:: Input ::

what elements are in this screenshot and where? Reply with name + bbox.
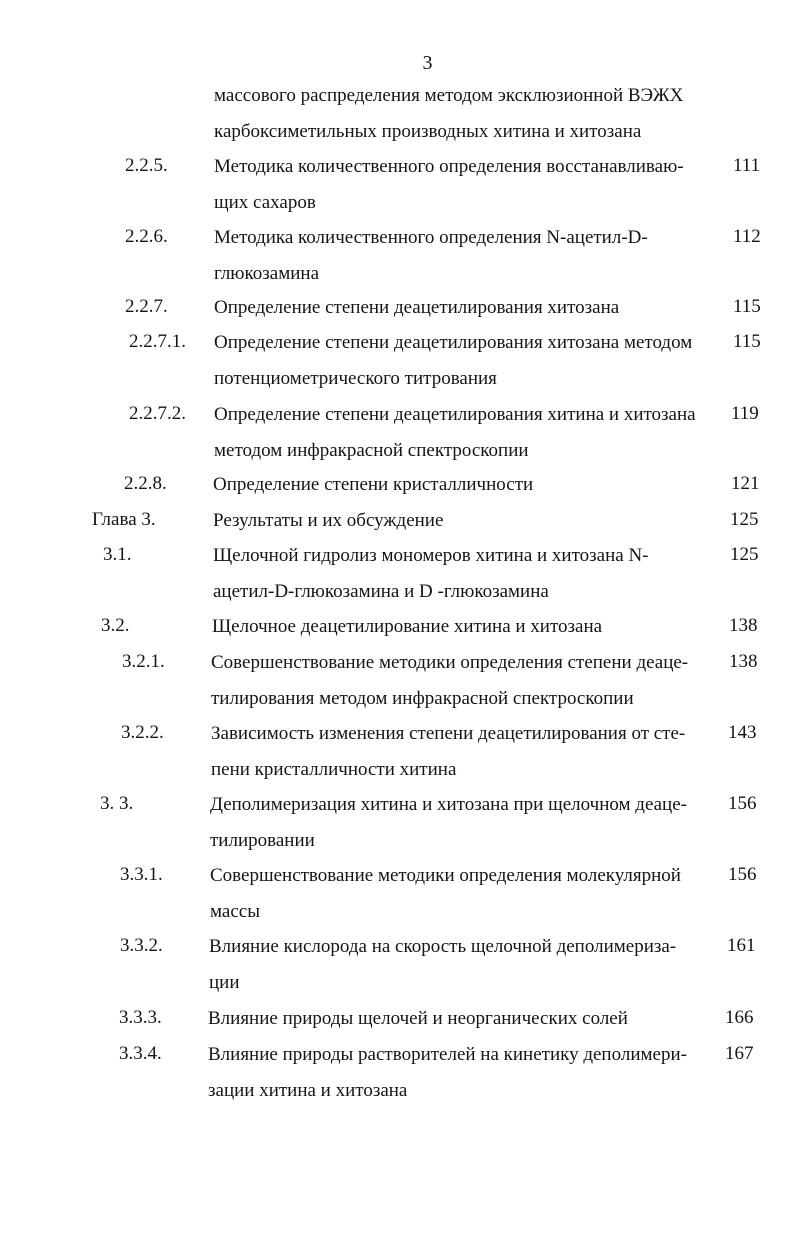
toc-title-line: Зависимость изменения степени деацетилирования от сте- (211, 723, 686, 744)
toc-title-line: Влияние природы щелочей и неорганических солей (208, 1008, 628, 1029)
toc-entry-number: 3.2.2. (121, 722, 164, 743)
toc-entry-number: 3.3.3. (119, 1007, 162, 1028)
toc-entry-title (210, 793, 710, 864)
toc-entry-number: 3.2.1. (122, 651, 165, 672)
toc-entry-number: Глава 3. (92, 509, 156, 530)
toc-entry-page: 125 (730, 544, 759, 565)
toc-entry-page: 156 (728, 793, 757, 814)
toc-entry-number: 3. 3. (100, 793, 134, 814)
toc-entry-title (212, 615, 712, 651)
toc-entry-title (214, 155, 714, 226)
toc-entry-page: 167 (725, 1043, 754, 1064)
toc-title-line: Определение степени деацетилирования хитина и хитозана (214, 404, 696, 425)
toc-title-line: тилирования методом инфракрасной спектроскопии (211, 687, 634, 709)
page-number: 3 (422, 52, 433, 74)
toc-entry-page: 121 (731, 473, 760, 494)
toc-entry-title (214, 84, 714, 155)
toc-entry-number: 2.2.8. (124, 473, 167, 494)
toc-title-line: Определение степени деацетилирования хитозана (214, 297, 620, 318)
toc-entry-title (208, 1007, 708, 1043)
toc-entry-number: 3.3.2. (120, 935, 163, 956)
toc-title-line: массового распределения методом эксклюзионной ВЭЖХ (214, 85, 684, 106)
toc-entry-page: 156 (728, 864, 757, 885)
toc-title-line: Определение степени деацетилирования хитозана методом (214, 332, 693, 353)
toc-entry-title (213, 473, 713, 509)
toc-entry-page: 143 (728, 722, 757, 743)
toc-entry-title (214, 226, 714, 297)
toc-title-line: Деполимеризация хитина и хитозана при щелочном деаце- (210, 794, 687, 815)
toc-entry-title (213, 544, 713, 615)
toc-entry-number: 3.3.1. (120, 864, 163, 885)
toc-title-line: карбоксиметильных производных хитина и хитозана (214, 120, 642, 142)
toc-entry-title (213, 509, 713, 545)
toc-title-line: Щелочной гидролиз мономеров хитина и хитозана N- (213, 545, 649, 566)
toc-entry-page: 112 (733, 226, 761, 247)
toc-entry-number: 3.3.4. (119, 1043, 162, 1064)
toc-entry-title (211, 722, 711, 793)
toc-title-line: Совершенствование методики определения степени деаце- (211, 652, 689, 673)
toc-entry-title (209, 935, 709, 1006)
toc-entry-title (214, 296, 714, 332)
toc-entry-number: 3.1. (103, 544, 132, 565)
toc-title-line: Результаты и их обсуждение (213, 510, 444, 531)
toc-entry-number: 2.2.7.1. (129, 331, 186, 352)
toc-entry-number: 2.2.5. (125, 155, 168, 176)
toc-entry-page: 115 (733, 296, 761, 317)
toc-title-line: Влияние природы растворителей на кинетику деполимери- (208, 1044, 687, 1065)
toc-entry-number: 2.2.7. (125, 296, 168, 317)
toc-entry-title (210, 864, 710, 935)
toc-entry-title (211, 651, 711, 722)
toc-title-line: методом инфракрасной спектроскопии (214, 439, 529, 461)
toc-title-line: ции (209, 971, 240, 993)
toc-entry-number: 3.2. (101, 615, 130, 636)
toc-entry-page: 166 (725, 1007, 754, 1028)
toc-entry-number: 2.2.6. (125, 226, 168, 247)
toc-title-line: Влияние кислорода на скорость щелочной деполимериза- (209, 936, 677, 957)
toc-title-line: Определение степени кристалличности (213, 474, 534, 495)
toc-entry-page: 111 (733, 155, 761, 176)
toc-title-line: Методика количественного определения восстанавливаю- (214, 156, 684, 177)
toc-title-line: щих сахаров (214, 191, 316, 213)
toc-entry-title (214, 331, 714, 402)
toc-title-line: пени кристалличности хитина (211, 758, 457, 780)
toc-title-line: глюкозамина (214, 262, 320, 284)
toc-title-line: потенциометрического титрования (214, 367, 497, 389)
toc-entry-title (208, 1043, 708, 1114)
toc-entry-page: 138 (729, 651, 758, 672)
toc-entry-number: 2.2.7.2. (129, 403, 186, 424)
toc-entry-page: 125 (730, 509, 759, 530)
toc-title-line: Методика количественного определения N-ацетил-D- (214, 227, 648, 248)
toc-title-line: тилировании (210, 829, 315, 851)
toc-title-line: ацетил-D-глюкозамина и D -глюкозамина (213, 580, 549, 602)
toc-entry-page: 138 (729, 615, 758, 636)
toc-entry-page: 161 (727, 935, 756, 956)
toc-title-line: зации хитина и хитозана (208, 1079, 408, 1101)
toc-entry-page: 119 (731, 403, 759, 424)
toc-entry-title (214, 403, 714, 474)
toc-title-line: Совершенствование методики определения молекулярной (210, 865, 681, 886)
toc-entry-page: 115 (733, 331, 761, 352)
toc-title-line: Щелочное деацетилирование хитина и хитозана (212, 616, 603, 637)
toc-title-line: массы (210, 900, 260, 922)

:::

The exercise>
Render every line of the records above as a numbered list, skipping blank lines and leaving the pictures out.

Task answer>
1. what elements are in this screenshot and where? Reply with name + bbox.
2. toc-title-line: Зависимость изменения степени деацетилирования от сте- (211, 723, 686, 744)
3. toc-title-line: Влияние природы щелочей и неорганических солей (208, 1008, 628, 1029)
4. toc-entry-number: 3.2.2. (121, 722, 164, 743)
5. toc-entry-number: 3.3.3. (119, 1007, 162, 1028)
6. toc-entry-title (210, 793, 710, 864)
7. toc-entry-number: 3.2.1. (122, 651, 165, 672)
8. toc-entry-number: Глава 3. (92, 509, 156, 530)
9. toc-entry-page: 125 (730, 544, 759, 565)
10. toc-entry-page: 156 (728, 793, 757, 814)
11. toc-entry-number: 3. 3. (100, 793, 134, 814)
12. toc-entry-title (212, 615, 712, 651)
13. toc-entry-title (214, 155, 714, 226)
14. toc-entry-page: 167 (725, 1043, 754, 1064)
15. toc-title-line: Определение степени деацетилирования хитина и хитозана (214, 404, 696, 425)
16. toc-title-line: тилирования методом инфракрасной спектроскопии (211, 687, 634, 709)
17. page-number: 3 (422, 52, 433, 74)
18. toc-entry-page: 121 (731, 473, 760, 494)
19. toc-entry-title (214, 84, 714, 155)
20. toc-entry-number: 2.2.8. (124, 473, 167, 494)
21. toc-title-line: Определение степени деацетилирования хитозана (214, 297, 620, 318)
22. toc-entry-title (208, 1007, 708, 1043)
23. toc-entry-number: 3.3.2. (120, 935, 163, 956)
24. toc-title-line: массового распределения методом эксклюзионной ВЭЖХ (214, 85, 684, 106)
25. toc-entry-page: 156 (728, 864, 757, 885)
26. toc-title-line: Определение степени деацетилирования хитозана методом (214, 332, 693, 353)
27. toc-entry-title (213, 473, 713, 509)
28. toc-entry-page: 143 (728, 722, 757, 743)
29. toc-entry-title (214, 226, 714, 297)
30. toc-title-line: Деполимеризация хитина и хитозана при щелочном деаце- (210, 794, 687, 815)
31. toc-entry-title (213, 544, 713, 615)
32. toc-entry-number: 3.3.1. (120, 864, 163, 885)
33. toc-title-line: карбоксиметильных производных хитина и хитозана (214, 120, 642, 142)
34. toc-entry-title (213, 509, 713, 545)
35. toc-title-line: Щелочной гидролиз мономеров хитина и хитозана N- (213, 545, 649, 566)
36. toc-entry-page: 112 (733, 226, 761, 247)
37. toc-entry-number: 3.3.4. (119, 1043, 162, 1064)
38. toc-entry-title (211, 722, 711, 793)
39. toc-title-line: Совершенствование методики определения степени деаце- (211, 652, 689, 673)
40. toc-entry-title (209, 935, 709, 1006)
41. toc-entry-title (214, 296, 714, 332)
42. toc-entry-number: 3.1. (103, 544, 132, 565)
43. toc-title-line: Результаты и их обсуждение (213, 510, 444, 531)
44. toc-entry-number: 2.2.7.1. (129, 331, 186, 352)
45. toc-entry-number: 2.2.5. (125, 155, 168, 176)
46. toc-entry-page: 115 (733, 296, 761, 317)
47. toc-title-line: Влияние природы растворителей на кинетику деполимери- (208, 1044, 687, 1065)
48. toc-entry-number: 2.2.7. (125, 296, 168, 317)
49. toc-entry-title (210, 864, 710, 935)
50. toc-entry-title (211, 651, 711, 722)
51. toc-title-line: методом инфракрасной спектроскопии (214, 439, 529, 461)
52. toc-title-line: ции (209, 971, 240, 993)
53. toc-entry-number: 3.2. (101, 615, 130, 636)
54. toc-entry-page: 166 (725, 1007, 754, 1028)
55. toc-entry-number: 2.2.6. (125, 226, 168, 247)
56. toc-title-line: Влияние кислорода на скорость щелочной деполимериза- (209, 936, 677, 957)
57. toc-title-line: Определение степени кристалличности (213, 474, 534, 495)
58. toc-entry-page: 111 (733, 155, 761, 176)
59. toc-title-line: Методика количественного определения восстанавливаю- (214, 156, 684, 177)
60. toc-title-line: щих сахаров (214, 191, 316, 213)
61. toc-entry-title (214, 331, 714, 402)
62. toc-title-line: пени кристалличности хитина (211, 758, 457, 780)
63. toc-title-line: глюкозамина (214, 262, 320, 284)
64. toc-title-line: потенциометрического титрования (214, 367, 497, 389)
65. toc-entry-title (208, 1043, 708, 1114)
66. toc-entry-page: 138 (729, 651, 758, 672)
67. toc-entry-number: 2.2.7.2. (129, 403, 186, 424)
68. toc-entry-page: 125 (730, 509, 759, 530)
69. toc-title-line: Методика количественного определения N-ацетил-D- (214, 227, 648, 248)
70. toc-title-line: тилировании (210, 829, 315, 851)
71. toc-title-line: ацетил-D-глюкозамина и D -глюкозамина (213, 580, 549, 602)
72. toc-entry-page: 138 (729, 615, 758, 636)
73. toc-entry-page: 161 (727, 935, 756, 956)
74. toc-title-line: зации хитина и хитозана (208, 1079, 408, 1101)
75. toc-entry-page: 119 (731, 403, 759, 424)
76. toc-entry-title (214, 403, 714, 474)
77. toc-title-line: Совершенствование методики определения молекулярной (210, 865, 681, 886)
78. toc-entry-page: 115 (733, 331, 761, 352)
79. toc-title-line: Щелочное деацетилирование хитина и хитозана (212, 616, 603, 637)
80. toc-title-line: массы (210, 900, 260, 922)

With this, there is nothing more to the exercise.